## Requirements
Copy out all lines with the word "فيها" in them.

## Exercise materials

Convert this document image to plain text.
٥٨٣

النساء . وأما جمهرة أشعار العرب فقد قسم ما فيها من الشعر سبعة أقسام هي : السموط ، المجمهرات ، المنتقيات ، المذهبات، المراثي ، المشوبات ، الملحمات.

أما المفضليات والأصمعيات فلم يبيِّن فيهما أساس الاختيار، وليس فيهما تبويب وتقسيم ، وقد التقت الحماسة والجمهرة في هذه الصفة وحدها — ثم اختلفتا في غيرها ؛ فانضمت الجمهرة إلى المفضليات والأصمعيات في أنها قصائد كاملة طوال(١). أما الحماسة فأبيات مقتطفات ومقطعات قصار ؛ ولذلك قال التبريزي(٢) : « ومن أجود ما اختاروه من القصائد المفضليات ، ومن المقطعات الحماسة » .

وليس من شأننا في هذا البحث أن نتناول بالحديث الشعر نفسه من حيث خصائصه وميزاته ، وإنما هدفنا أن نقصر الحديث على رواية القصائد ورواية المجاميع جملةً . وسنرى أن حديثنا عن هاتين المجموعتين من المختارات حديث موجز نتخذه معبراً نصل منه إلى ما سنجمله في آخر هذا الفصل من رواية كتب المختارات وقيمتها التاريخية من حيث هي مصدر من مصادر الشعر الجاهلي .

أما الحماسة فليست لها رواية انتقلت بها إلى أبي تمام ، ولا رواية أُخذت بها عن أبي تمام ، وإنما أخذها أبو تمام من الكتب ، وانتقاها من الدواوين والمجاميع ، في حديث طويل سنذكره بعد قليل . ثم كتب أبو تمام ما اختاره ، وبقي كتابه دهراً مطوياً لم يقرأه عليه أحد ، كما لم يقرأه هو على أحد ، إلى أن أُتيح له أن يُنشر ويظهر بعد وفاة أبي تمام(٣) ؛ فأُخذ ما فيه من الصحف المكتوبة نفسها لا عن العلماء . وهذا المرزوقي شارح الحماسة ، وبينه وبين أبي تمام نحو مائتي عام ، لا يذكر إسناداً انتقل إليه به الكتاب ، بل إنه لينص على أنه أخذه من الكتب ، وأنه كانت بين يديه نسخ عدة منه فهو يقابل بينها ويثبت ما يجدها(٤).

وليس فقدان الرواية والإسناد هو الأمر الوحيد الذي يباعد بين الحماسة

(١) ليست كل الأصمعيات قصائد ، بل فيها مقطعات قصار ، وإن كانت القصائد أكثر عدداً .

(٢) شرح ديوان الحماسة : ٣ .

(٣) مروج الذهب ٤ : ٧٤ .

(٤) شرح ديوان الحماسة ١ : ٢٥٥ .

## Final answer
النساء . وأما جمهرة أشعار العرب فقد قسم ما فيها من الشعر سبعة أقسام هي : السموط ، المجمهرات ، المنتقيات ، المذهبات، المراثي ، المشوبات ، الملحمات.
(١) ليست كل الأصمعيات قصائد ، بل فيها مقطعات قصار ، وإن كانت القصائد أكثر عدداً .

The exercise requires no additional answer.